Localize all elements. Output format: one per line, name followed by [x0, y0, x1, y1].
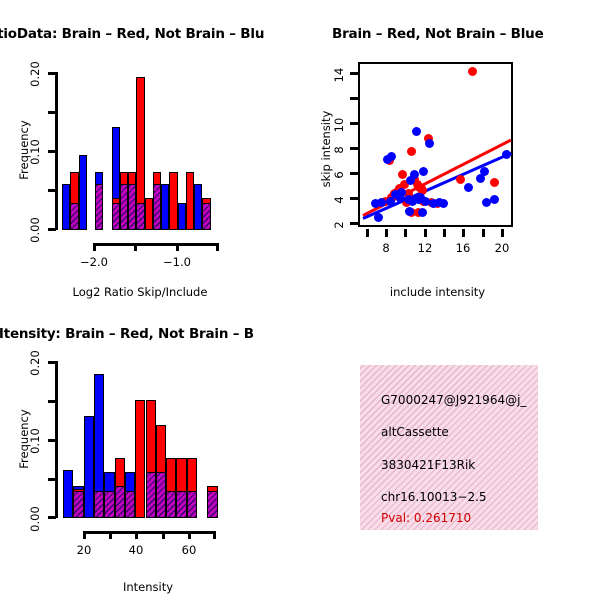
scatter-y-ticklabel-6: 6 [332, 162, 346, 188]
histogram-bar [79, 155, 87, 230]
intensity-x-tick-70 [213, 531, 216, 539]
scatter-point [480, 167, 489, 176]
ratio-x-ticklabel-m10: −1.0 [155, 255, 199, 269]
ratio-y-tick-000 [48, 228, 56, 231]
scatter-x-tick-8 [385, 229, 388, 237]
scatter-y-ticklabel-14: 14 [332, 62, 346, 88]
scatter-point [386, 197, 395, 206]
ratio-x-tick-m20 [93, 243, 96, 251]
ratio-x-tick-m10 [176, 243, 179, 251]
annotation-box [360, 365, 538, 530]
panel-intensity-scatter: Brain – Red, Not Brain – Blue 14 10 8 6 … [300, 0, 600, 300]
annotation-line-id: G7000247@J921964@j_ [381, 393, 526, 407]
scatter-y-tick-4 [350, 197, 358, 200]
ratio-histogram-plot-area [58, 70, 223, 230]
histogram-bar [176, 491, 186, 518]
ratio-x-tick-m15 [134, 243, 137, 251]
scatter-point [456, 175, 465, 184]
intensity-histogram-plot-area [58, 360, 233, 518]
scatter-x-label: include intensity [365, 285, 510, 299]
ratio-y-tick-020 [48, 72, 56, 75]
intensity-histogram-y-label: Frequency [17, 399, 31, 479]
scatter-point [419, 167, 428, 176]
scatter-point [418, 208, 427, 217]
ratio-histogram-x-label: Log2 Ratio Skip/Include [60, 285, 220, 299]
scatter-y-ticklabel-10: 10 [332, 112, 346, 138]
histogram-bar [95, 184, 103, 230]
scatter-point [412, 127, 421, 136]
annotation-line-pvalue: Pval: 0.261710 [381, 511, 471, 525]
histogram-bar [194, 184, 202, 230]
scatter-point [374, 213, 383, 222]
scatter-point [383, 155, 392, 164]
scatter-y-tick-2 [350, 222, 358, 225]
ratio-y-ticklabel-000: 0.00 [28, 213, 42, 247]
intensity-y-tick-015 [48, 400, 56, 403]
intensity-histogram-x-label: Intensity [88, 580, 208, 594]
intensity-x-tick-30 [109, 531, 112, 539]
scatter-y-tick-8 [350, 147, 358, 150]
ratio-y-tick-010 [48, 150, 56, 153]
scatter-x-ticklabel-20: 20 [482, 241, 522, 255]
histogram-bar [135, 400, 145, 518]
histogram-bar [153, 184, 161, 230]
intensity-x-ticklabel-20: 20 [64, 543, 104, 557]
intensity-histogram-title: ne Itensity: Brain – Red, Not Brain – B [0, 326, 254, 342]
scatter-x-ticklabel-12: 12 [405, 241, 445, 255]
scatter-x-tick-18 [482, 229, 485, 237]
scatter-point [502, 150, 511, 159]
histogram-bar [207, 491, 217, 518]
intensity-x-ticklabel-40: 40 [116, 543, 156, 557]
histogram-bar [104, 491, 114, 518]
scatter-x-ticklabel-8: 8 [366, 241, 406, 255]
panel-annotation: G7000247@J921964@j_ altCassette 3830421F… [300, 300, 600, 600]
scatter-title: Brain – Red, Not Brain – Blue [332, 26, 544, 42]
scatter-point [407, 147, 416, 156]
histogram-bar [128, 184, 136, 230]
intensity-x-tick-40 [135, 531, 138, 539]
scatter-point [439, 199, 448, 208]
ratio-y-tick-015 [48, 111, 56, 114]
histogram-bar [112, 203, 120, 230]
scatter-y-tick-12 [350, 97, 358, 100]
scatter-point [464, 183, 473, 192]
scatter-y-tick-14 [350, 72, 358, 75]
ratio-x-tick-m05 [216, 243, 219, 251]
scatter-x-tick-20 [501, 229, 504, 237]
intensity-y-tick-005 [48, 478, 56, 481]
ratio-histogram-title: RatioData: Brain – Red, Not Brain – Blu [0, 26, 264, 42]
scatter-x-ticklabel-16: 16 [443, 241, 483, 255]
ratio-x-ticklabel-m20: −2.0 [72, 255, 116, 269]
scatter-point [405, 207, 414, 216]
histogram-bar [169, 172, 177, 230]
histogram-bar [146, 472, 156, 518]
ratio-y-ticklabel-020: 0.20 [28, 57, 42, 91]
intensity-y-tick-000 [48, 516, 56, 519]
scatter-y-label: skip intensity [319, 104, 333, 194]
annotation-line-event-type: altCassette [381, 425, 449, 439]
histogram-bar [125, 491, 135, 518]
scatter-x-tick-12 [424, 229, 427, 237]
panel-intensity-histogram: ne Itensity: Brain – Red, Not Brain – B … [0, 300, 300, 600]
annotation-line-gene-symbol: 3830421F13Rik [381, 458, 475, 472]
intensity-x-ticklabel-60: 60 [169, 543, 209, 557]
scatter-y-ticklabel-4: 4 [332, 187, 346, 213]
ratio-y-tick-005 [48, 189, 56, 192]
histogram-bar [186, 172, 194, 230]
intensity-y-ticklabel-000: 0.00 [28, 502, 42, 536]
histogram-bar [73, 491, 83, 518]
histogram-bar [84, 416, 94, 518]
histogram-bar [166, 491, 176, 518]
scatter-point [468, 67, 477, 76]
scatter-x-tick-16 [462, 229, 465, 237]
intensity-y-ticklabel-020: 0.20 [28, 346, 42, 380]
scatter-point [425, 139, 434, 148]
scatter-y-tick-10 [350, 122, 358, 125]
histogram-bar [187, 491, 197, 518]
histogram-bar [70, 203, 78, 230]
histogram-bar [156, 472, 166, 518]
annotation-line-locus: chr16.10013−2.5 [381, 490, 487, 504]
panel-ratio-histogram: RatioData: Brain – Red, Not Brain – Blu … [0, 0, 300, 300]
scatter-y-ticklabel-8: 8 [332, 137, 346, 163]
ratio-histogram-y-label: Frequency [17, 110, 31, 190]
scatter-y-tick-6 [350, 172, 358, 175]
scatter-point [490, 178, 499, 187]
intensity-y-tick-020 [48, 361, 56, 364]
scatter-y-ticklabel-2: 2 [332, 212, 346, 238]
histogram-bar [178, 203, 186, 230]
intensity-x-tick-20 [83, 531, 86, 539]
histogram-bar [62, 184, 70, 230]
histogram-bar [136, 203, 144, 230]
ratio-histogram-x-axis [93, 243, 218, 246]
histogram-bar [120, 184, 128, 230]
histogram-bar [161, 184, 169, 230]
scatter-x-tick-7 [366, 229, 369, 237]
histogram-bar [202, 203, 210, 230]
intensity-histogram-x-axis [83, 531, 215, 534]
histogram-bar [94, 491, 104, 518]
intensity-x-tick-50 [162, 531, 165, 539]
scatter-point [490, 195, 499, 204]
intensity-y-tick-010 [48, 439, 56, 442]
intensity-x-tick-60 [188, 531, 191, 539]
scatter-plot-area [358, 62, 513, 227]
histogram-bar [115, 486, 125, 518]
scatter-x-tick-10 [404, 229, 407, 237]
histogram-bar [145, 198, 153, 230]
histogram-bar [63, 470, 73, 518]
scatter-x-tick-14 [443, 229, 446, 237]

### What is required
Copy out every one of the records above line for line, with no changes, and leave the pictures out.

### Solution for this problem
Localize all elements. Output format: one per line, name followed by [x0, y0, x1, y1].
scatter-y-ticklabel-6: 6 [332, 162, 346, 188]
histogram-bar [79, 155, 87, 230]
intensity-x-tick-70 [213, 531, 216, 539]
scatter-point [480, 167, 489, 176]
ratio-x-ticklabel-m10: −1.0 [155, 255, 199, 269]
ratio-y-tick-000 [48, 228, 56, 231]
scatter-x-tick-8 [385, 229, 388, 237]
scatter-y-ticklabel-14: 14 [332, 62, 346, 88]
scatter-point [386, 197, 395, 206]
ratio-x-tick-m20 [93, 243, 96, 251]
ratio-x-tick-m10 [176, 243, 179, 251]
annotation-box [360, 365, 538, 530]
panel-intensity-scatter: Brain – Red, Not Brain – Blue 14 10 8 6 … [300, 0, 600, 300]
annotation-line-id: G7000247@J921964@j_ [381, 393, 526, 407]
scatter-y-tick-4 [350, 197, 358, 200]
ratio-histogram-plot-area [58, 70, 223, 230]
histogram-bar [176, 491, 186, 518]
ratio-x-tick-m15 [134, 243, 137, 251]
scatter-point [456, 175, 465, 184]
intensity-histogram-plot-area [58, 360, 233, 518]
scatter-x-label: include intensity [365, 285, 510, 299]
ratio-y-tick-020 [48, 72, 56, 75]
intensity-histogram-y-label: Frequency [17, 399, 31, 479]
scatter-point [419, 167, 428, 176]
scatter-point [418, 208, 427, 217]
ratio-histogram-x-label: Log2 Ratio Skip/Include [60, 285, 220, 299]
scatter-y-ticklabel-10: 10 [332, 112, 346, 138]
histogram-bar [95, 184, 103, 230]
scatter-point [412, 127, 421, 136]
annotation-line-pvalue: Pval: 0.261710 [381, 511, 471, 525]
histogram-bar [194, 184, 202, 230]
scatter-point [374, 213, 383, 222]
scatter-point [383, 155, 392, 164]
scatter-y-tick-2 [350, 222, 358, 225]
ratio-y-ticklabel-000: 0.00 [28, 213, 42, 247]
intensity-y-tick-015 [48, 400, 56, 403]
intensity-histogram-x-label: Intensity [88, 580, 208, 594]
intensity-x-tick-30 [109, 531, 112, 539]
scatter-y-tick-8 [350, 147, 358, 150]
ratio-y-tick-010 [48, 150, 56, 153]
scatter-x-ticklabel-20: 20 [482, 241, 522, 255]
histogram-bar [135, 400, 145, 518]
histogram-bar [153, 184, 161, 230]
intensity-x-ticklabel-20: 20 [64, 543, 104, 557]
intensity-histogram-title: ne Itensity: Brain – Red, Not Brain – B [0, 326, 254, 342]
scatter-x-ticklabel-12: 12 [405, 241, 445, 255]
scatter-x-tick-18 [482, 229, 485, 237]
scatter-point [502, 150, 511, 159]
histogram-bar [207, 491, 217, 518]
intensity-x-ticklabel-40: 40 [116, 543, 156, 557]
histogram-bar [104, 491, 114, 518]
scatter-x-ticklabel-8: 8 [366, 241, 406, 255]
panel-annotation: G7000247@J921964@j_ altCassette 3830421F… [300, 300, 600, 600]
scatter-title: Brain – Red, Not Brain – Blue [332, 26, 544, 42]
scatter-point [407, 147, 416, 156]
histogram-bar [128, 184, 136, 230]
intensity-x-tick-40 [135, 531, 138, 539]
scatter-point [439, 199, 448, 208]
ratio-y-tick-015 [48, 111, 56, 114]
histogram-bar [112, 203, 120, 230]
scatter-y-tick-12 [350, 97, 358, 100]
scatter-point [464, 183, 473, 192]
scatter-y-tick-14 [350, 72, 358, 75]
ratio-x-tick-m05 [216, 243, 219, 251]
scatter-x-tick-20 [501, 229, 504, 237]
intensity-y-tick-005 [48, 478, 56, 481]
ratio-histogram-title: RatioData: Brain – Red, Not Brain – Blu [0, 26, 264, 42]
scatter-x-ticklabel-16: 16 [443, 241, 483, 255]
ratio-x-ticklabel-m20: −2.0 [72, 255, 116, 269]
scatter-point [405, 207, 414, 216]
histogram-bar [169, 172, 177, 230]
histogram-bar [146, 472, 156, 518]
ratio-y-ticklabel-020: 0.20 [28, 57, 42, 91]
intensity-y-tick-000 [48, 516, 56, 519]
scatter-y-label: skip intensity [319, 104, 333, 194]
annotation-line-event-type: altCassette [381, 425, 449, 439]
histogram-bar [125, 491, 135, 518]
scatter-x-tick-12 [424, 229, 427, 237]
panel-intensity-histogram: ne Itensity: Brain – Red, Not Brain – B … [0, 300, 300, 600]
annotation-line-gene-symbol: 3830421F13Rik [381, 458, 475, 472]
intensity-x-ticklabel-60: 60 [169, 543, 209, 557]
scatter-y-ticklabel-4: 4 [332, 187, 346, 213]
ratio-y-tick-005 [48, 189, 56, 192]
histogram-bar [186, 172, 194, 230]
intensity-y-ticklabel-000: 0.00 [28, 502, 42, 536]
histogram-bar [73, 491, 83, 518]
histogram-bar [84, 416, 94, 518]
histogram-bar [166, 491, 176, 518]
scatter-point [468, 67, 477, 76]
scatter-x-tick-16 [462, 229, 465, 237]
intensity-y-ticklabel-020: 0.20 [28, 346, 42, 380]
scatter-point [425, 139, 434, 148]
scatter-y-tick-10 [350, 122, 358, 125]
histogram-bar [187, 491, 197, 518]
histogram-bar [70, 203, 78, 230]
histogram-bar [156, 472, 166, 518]
annotation-line-locus: chr16.10013−2.5 [381, 490, 487, 504]
panel-ratio-histogram: RatioData: Brain – Red, Not Brain – Blu … [0, 0, 300, 300]
scatter-y-ticklabel-8: 8 [332, 137, 346, 163]
ratio-histogram-y-label: Frequency [17, 110, 31, 190]
scatter-y-tick-6 [350, 172, 358, 175]
scatter-point [490, 178, 499, 187]
intensity-y-tick-020 [48, 361, 56, 364]
scatter-y-ticklabel-2: 2 [332, 212, 346, 238]
histogram-bar [178, 203, 186, 230]
intensity-x-tick-20 [83, 531, 86, 539]
histogram-bar [62, 184, 70, 230]
histogram-bar [136, 203, 144, 230]
ratio-histogram-x-axis [93, 243, 218, 246]
histogram-bar [120, 184, 128, 230]
histogram-bar [161, 184, 169, 230]
scatter-x-tick-7 [366, 229, 369, 237]
histogram-bar [202, 203, 210, 230]
intensity-histogram-x-axis [83, 531, 215, 534]
histogram-bar [94, 491, 104, 518]
intensity-x-tick-50 [162, 531, 165, 539]
scatter-point [490, 195, 499, 204]
intensity-y-tick-010 [48, 439, 56, 442]
intensity-x-tick-60 [188, 531, 191, 539]
scatter-plot-area [358, 62, 513, 227]
histogram-bar [115, 486, 125, 518]
scatter-x-tick-10 [404, 229, 407, 237]
histogram-bar [145, 198, 153, 230]
histogram-bar [63, 470, 73, 518]
scatter-x-tick-14 [443, 229, 446, 237]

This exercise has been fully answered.